### Challenge
Images are not part of the copy; write out the rest of the data exactly as given.

### Provided data

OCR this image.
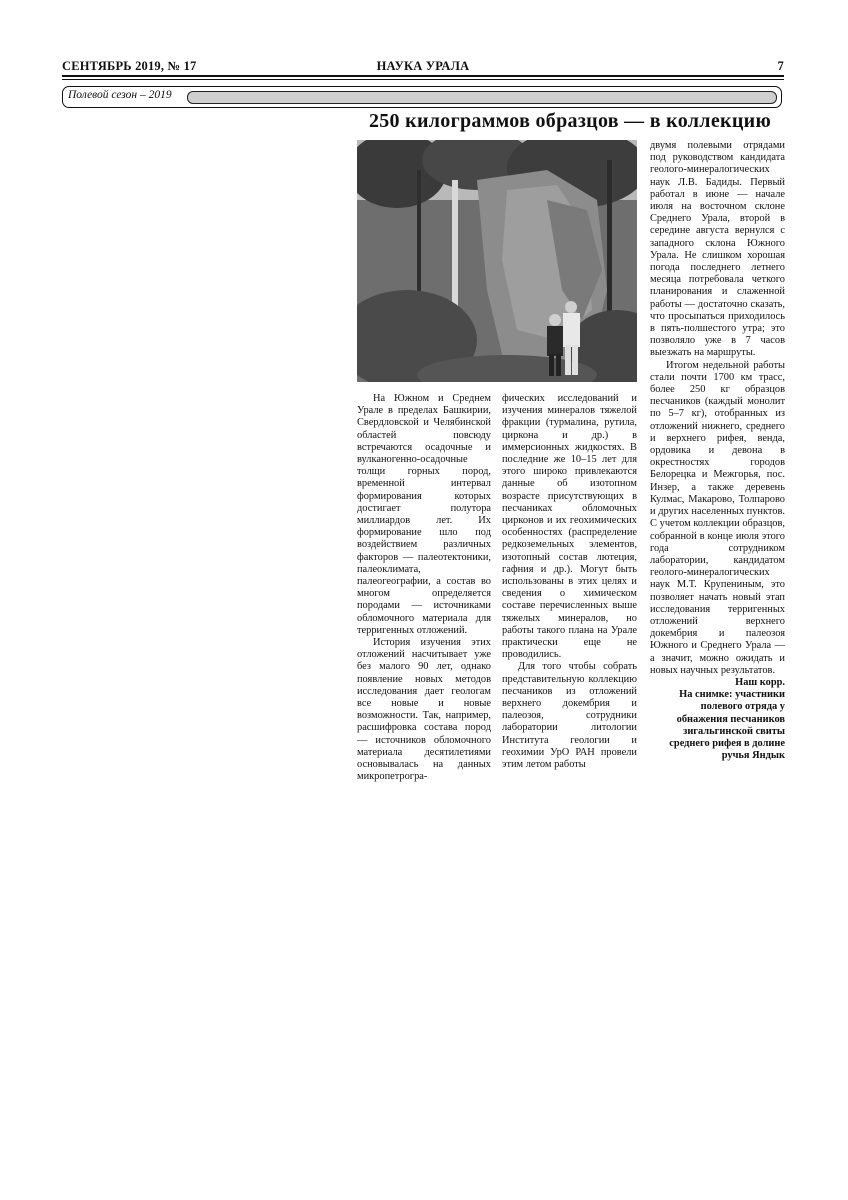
СЕНТЯБРЬ 2019, № 17	НАУКА УРАЛА	7
Полевой сезон – 2019
250 килограммов образцов — в коллекцию

На Южном и Среднем Урале в пределах Башкирии, Свердловской и Челябинской областей повсюду встречаются осадочные и вулканогенно-осадочные толщи горных пород, временной интервал формирования которых достигает полутора миллиардов лет. Их формирование шло под воздействием различных факторов — палеотектоники, палеоклимата, палеогеографии, а состав во многом определяется породами — источниками обломочного материала для терригенных отложений.

История изучения этих отложений насчитывает уже без малого 90 лет, однако появление новых методов исследования дает геологам все новые и новые возможности. Так, например, расшифровка состава пород — источников обломочного материала десятилетиями основывалась на данных микропетрогра-

фических исследований и изучения минералов тяжелой фракции (турмалина, рутила, циркона и др.) в иммерсионных жидкостях. В последние же 10–15 лет для этого широко привлекаются данные об изотопном возрасте присутствующих в песчаниках обломочных цирконов и их геохимических особенностях (распределение редкоземельных элементов, изотопный состав лютеция, гафния и др.). Могут быть использованы в этих целях и сведения о химическом составе перечисленных выше тяжелых минералов, но работы такого плана на Урале практически еще не проводились.

Для того чтобы собрать представительную коллекцию песчаников из отложений верхнего докембрия и палеозоя, сотрудники лаборатории литологии Института геологии и геохимии УрО РАН провели этим летом работы

двумя полевыми отрядами под руководством кандидата геолого-минералогических наук Л.В. Бадиды. Первый работал в июне — начале июля на восточном склоне Среднего Урала, второй в середине августа вернулся с западного склона Южного Урала. Не слишком хорошая погода последнего летнего месяца потребовала четкого планирования и слаженной работы — достаточно сказать, что просыпаться приходилось в пять-полшестого утра; это позволяло уже в 7 часов выезжать на маршруты.

Итогом недельной работы стали почти 1700 км трасс, более 250 кг образцов песчаников (каждый монолит по 5–7 кг), отобранных из отложений нижнего, среднего и верхнего рифея, венда, ордовика и девона в окрестностях городов Белорецка и Межгорья, пос. Инзер, а также деревень Кулмас, Макарово, Толпарово и других населенных пунктов. С учетом коллекции образцов, собранной в конце июля этого года сотрудником лаборатории, кандидатом геолого-минералогических наук М.Т. Крупениным, это позволяет начать новый этап исследования терригенных отложений верхнего докембрия и палеозоя Южного и Среднего Урала — а значит, можно ожидать и новых научных результатов.

Наш корр.
На снимке: участники полевого отряда у обнажения песчаников зигальгинской свиты среднего рифея в долине ручья Яндык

### In response
OCR this image.
СЕНТЯБРЬ 2019, № 17	НАУКА УРАЛА	7
Полевой сезон – 2019
250 килограммов образцов — в коллекцию

На Южном и Среднем Урале в пределах Башкирии, Свердловской и Челябинской областей повсюду встречаются осадочные и вулканогенно-осадочные толщи горных пород, временной интервал формирования которых достигает полутора миллиардов лет. Их формирование шло под воздействием различных факторов — палеотектоники, палеоклимата, палеогеографии, а состав во многом определяется породами — источниками обломочного материала для терригенных отложений.

История изучения этих отложений насчитывает уже без малого 90 лет, однако появление новых методов исследования дает геологам все новые и новые возможности. Так, например, расшифровка состава пород — источников обломочного материала десятилетиями основывалась на данных микропетрогра-

фических исследований и изучения минералов тяжелой фракции (турмалина, рутила, циркона и др.) в иммерсионных жидкостях. В последние же 10–15 лет для этого широко привлекаются данные об изотопном возрасте присутствующих в песчаниках обломочных цирконов и их геохимических особенностях (распределение редкоземельных элементов, изотопный состав лютеция, гафния и др.). Могут быть использованы в этих целях и сведения о химическом составе перечисленных выше тяжелых минералов, но работы такого плана на Урале практически еще не проводились.

Для того чтобы собрать представительную коллекцию песчаников из отложений верхнего докембрия и палеозоя, сотрудники лаборатории литологии Института геологии и геохимии УрО РАН провели этим летом работы

двумя полевыми отрядами под руководством кандидата геолого-минералогических наук Л.В. Бадиды. Первый работал в июне — начале июля на восточном склоне Среднего Урала, второй в середине августа вернулся с западного склона Южного Урала. Не слишком хорошая погода последнего летнего месяца потребовала четкого планирования и слаженной работы — достаточно сказать, что просыпаться приходилось в пять-полшестого утра; это позволяло уже в 7 часов выезжать на маршруты.

Итогом недельной работы стали почти 1700 км трасс, более 250 кг образцов песчаников (каждый монолит по 5–7 кг), отобранных из отложений нижнего, среднего и верхнего рифея, венда, ордовика и девона в окрестностях городов Белорецка и Межгорья, пос. Инзер, а также деревень Кулмас, Макарово, Толпарово и других населенных пунктов. С учетом коллекции образцов, собранной в конце июля этого года сотрудником лаборатории, кандидатом геолого-минералогических наук М.Т. Крупениным, это позволяет начать новый этап исследования терригенных отложений верхнего докембрия и палеозоя Южного и Среднего Урала — а значит, можно ожидать и новых научных результатов.

Наш корр.
На снимке: участники полевого отряда у обнажения песчаников зигальгинской свиты среднего рифея в долине ручья Яндык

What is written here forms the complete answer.